Records from a collection
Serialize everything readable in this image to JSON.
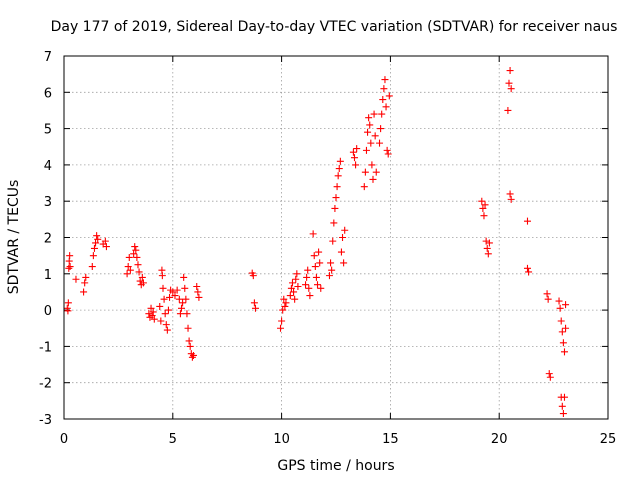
{
  "chart_data": {
    "type": "scatter",
    "title": "Day 177 of 2019, Sidereal Day-to-day VTEC variation (SDTVAR) for receiver naus",
    "xlabel": "GPS time / hours",
    "ylabel": "SDTVAR / TECUs",
    "xlim": [
      0,
      25
    ],
    "ylim": [
      -3,
      7
    ],
    "xticks": [
      0,
      5,
      10,
      15,
      20,
      25
    ],
    "yticks": [
      -3,
      -2,
      -1,
      0,
      1,
      2,
      3,
      4,
      5,
      6,
      7
    ],
    "grid": true,
    "marker": "plus",
    "series": [
      {
        "name": "SDTVAR",
        "color": "#ff0000",
        "points": [
          [
            0.15,
            0.05
          ],
          [
            0.18,
            -0.02
          ],
          [
            0.2,
            0.2
          ],
          [
            0.22,
            1.15
          ],
          [
            0.24,
            1.35
          ],
          [
            0.26,
            1.5
          ],
          [
            0.28,
            1.2
          ],
          [
            0.55,
            0.85
          ],
          [
            0.9,
            0.5
          ],
          [
            0.95,
            0.75
          ],
          [
            1.0,
            0.9
          ],
          [
            1.3,
            1.2
          ],
          [
            1.35,
            1.5
          ],
          [
            1.4,
            1.7
          ],
          [
            1.45,
            1.85
          ],
          [
            1.5,
            2.05
          ],
          [
            1.55,
            1.95
          ],
          [
            1.8,
            1.82
          ],
          [
            1.9,
            1.9
          ],
          [
            1.95,
            1.75
          ],
          [
            2.9,
            1.0
          ],
          [
            2.95,
            1.2
          ],
          [
            3.0,
            1.45
          ],
          [
            3.05,
            1.1
          ],
          [
            3.2,
            1.55
          ],
          [
            3.25,
            1.75
          ],
          [
            3.3,
            1.65
          ],
          [
            3.35,
            1.45
          ],
          [
            3.4,
            1.25
          ],
          [
            3.45,
            1.05
          ],
          [
            3.5,
            0.8
          ],
          [
            3.55,
            0.7
          ],
          [
            3.6,
            0.9
          ],
          [
            3.65,
            0.75
          ],
          [
            3.9,
            -0.1
          ],
          [
            3.95,
            -0.2
          ],
          [
            4.0,
            0.05
          ],
          [
            4.05,
            -0.15
          ],
          [
            4.1,
            -0.05
          ],
          [
            4.15,
            -0.25
          ],
          [
            4.4,
            0.1
          ],
          [
            4.45,
            -0.3
          ],
          [
            4.5,
            1.1
          ],
          [
            4.52,
            0.95
          ],
          [
            4.55,
            0.6
          ],
          [
            4.6,
            0.3
          ],
          [
            4.65,
            -0.1
          ],
          [
            4.7,
            -0.4
          ],
          [
            4.75,
            -0.55
          ],
          [
            4.8,
            0.0
          ],
          [
            4.85,
            0.35
          ],
          [
            4.9,
            0.55
          ],
          [
            5.0,
            0.5
          ],
          [
            5.1,
            0.4
          ],
          [
            5.2,
            0.55
          ],
          [
            5.3,
            0.3
          ],
          [
            5.35,
            -0.1
          ],
          [
            5.4,
            0.05
          ],
          [
            5.45,
            0.2
          ],
          [
            5.5,
            0.9
          ],
          [
            5.55,
            0.6
          ],
          [
            5.6,
            0.3
          ],
          [
            5.65,
            -0.1
          ],
          [
            5.7,
            -0.5
          ],
          [
            5.75,
            -0.85
          ],
          [
            5.8,
            -1.0
          ],
          [
            5.85,
            -1.2
          ],
          [
            5.9,
            -1.3
          ],
          [
            5.95,
            -1.25
          ],
          [
            6.1,
            0.65
          ],
          [
            6.15,
            0.5
          ],
          [
            6.2,
            0.35
          ],
          [
            8.65,
            1.02
          ],
          [
            8.7,
            0.95
          ],
          [
            8.75,
            0.2
          ],
          [
            8.8,
            0.05
          ],
          [
            9.95,
            -0.5
          ],
          [
            10.0,
            -0.3
          ],
          [
            10.05,
            0.0
          ],
          [
            10.1,
            0.3
          ],
          [
            10.15,
            0.1
          ],
          [
            10.2,
            0.2
          ],
          [
            10.4,
            0.4
          ],
          [
            10.45,
            0.6
          ],
          [
            10.5,
            0.75
          ],
          [
            10.55,
            0.5
          ],
          [
            10.6,
            0.3
          ],
          [
            10.65,
            0.85
          ],
          [
            10.7,
            1.0
          ],
          [
            10.75,
            0.65
          ],
          [
            11.1,
            0.7
          ],
          [
            11.15,
            0.9
          ],
          [
            11.2,
            1.1
          ],
          [
            11.25,
            0.6
          ],
          [
            11.3,
            0.4
          ],
          [
            11.45,
            2.1
          ],
          [
            11.5,
            1.5
          ],
          [
            11.55,
            1.2
          ],
          [
            11.6,
            0.9
          ],
          [
            11.65,
            0.7
          ],
          [
            11.7,
            1.6
          ],
          [
            11.75,
            1.3
          ],
          [
            11.8,
            0.6
          ],
          [
            12.2,
            0.95
          ],
          [
            12.25,
            1.3
          ],
          [
            12.3,
            1.1
          ],
          [
            12.35,
            1.9
          ],
          [
            12.4,
            2.4
          ],
          [
            12.45,
            2.8
          ],
          [
            12.5,
            3.1
          ],
          [
            12.55,
            3.4
          ],
          [
            12.6,
            3.7
          ],
          [
            12.65,
            3.9
          ],
          [
            12.7,
            4.1
          ],
          [
            12.75,
            1.6
          ],
          [
            12.8,
            2.0
          ],
          [
            12.85,
            1.3
          ],
          [
            12.9,
            2.2
          ],
          [
            13.3,
            4.35
          ],
          [
            13.35,
            4.2
          ],
          [
            13.4,
            4.0
          ],
          [
            13.45,
            4.45
          ],
          [
            13.8,
            3.4
          ],
          [
            13.85,
            3.8
          ],
          [
            13.9,
            4.4
          ],
          [
            13.95,
            4.9
          ],
          [
            14.0,
            5.3
          ],
          [
            14.05,
            5.1
          ],
          [
            14.1,
            4.6
          ],
          [
            14.15,
            4.0
          ],
          [
            14.2,
            3.6
          ],
          [
            14.25,
            5.4
          ],
          [
            14.3,
            4.8
          ],
          [
            14.35,
            3.8
          ],
          [
            14.5,
            4.6
          ],
          [
            14.55,
            5.0
          ],
          [
            14.6,
            5.4
          ],
          [
            14.65,
            5.8
          ],
          [
            14.7,
            6.1
          ],
          [
            14.75,
            6.35
          ],
          [
            14.8,
            5.6
          ],
          [
            14.85,
            4.4
          ],
          [
            14.9,
            4.3
          ],
          [
            14.95,
            5.9
          ],
          [
            19.2,
            3.0
          ],
          [
            19.25,
            2.8
          ],
          [
            19.3,
            2.6
          ],
          [
            19.35,
            2.9
          ],
          [
            19.4,
            1.9
          ],
          [
            19.45,
            1.7
          ],
          [
            19.5,
            1.55
          ],
          [
            19.55,
            1.85
          ],
          [
            20.4,
            5.5
          ],
          [
            20.45,
            6.25
          ],
          [
            20.5,
            6.6
          ],
          [
            20.55,
            6.1
          ],
          [
            20.5,
            3.2
          ],
          [
            20.55,
            3.05
          ],
          [
            21.3,
            2.45
          ],
          [
            21.3,
            1.15
          ],
          [
            21.35,
            1.05
          ],
          [
            22.2,
            0.45
          ],
          [
            22.25,
            0.3
          ],
          [
            22.3,
            -1.75
          ],
          [
            22.35,
            -1.85
          ],
          [
            22.75,
            0.25
          ],
          [
            22.8,
            0.05
          ],
          [
            22.85,
            -0.3
          ],
          [
            22.9,
            -0.6
          ],
          [
            22.95,
            -0.9
          ],
          [
            23.0,
            -1.15
          ],
          [
            23.05,
            -0.5
          ],
          [
            22.85,
            -2.4
          ],
          [
            22.9,
            -2.65
          ],
          [
            22.95,
            -2.85
          ],
          [
            23.0,
            -2.4
          ],
          [
            23.05,
            0.15
          ]
        ]
      }
    ]
  }
}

• TASK GOAL: Each line that holds the word "SDTVAR" is to be copied.

• EXPECTED OUTPUT:
    "title": "Day 177 of 2019, Sidereal Day-to-day VTEC variation (SDTVAR) for receiver naus",
    "ylabel": "SDTVAR / TECUs",
        "name": "SDTVAR",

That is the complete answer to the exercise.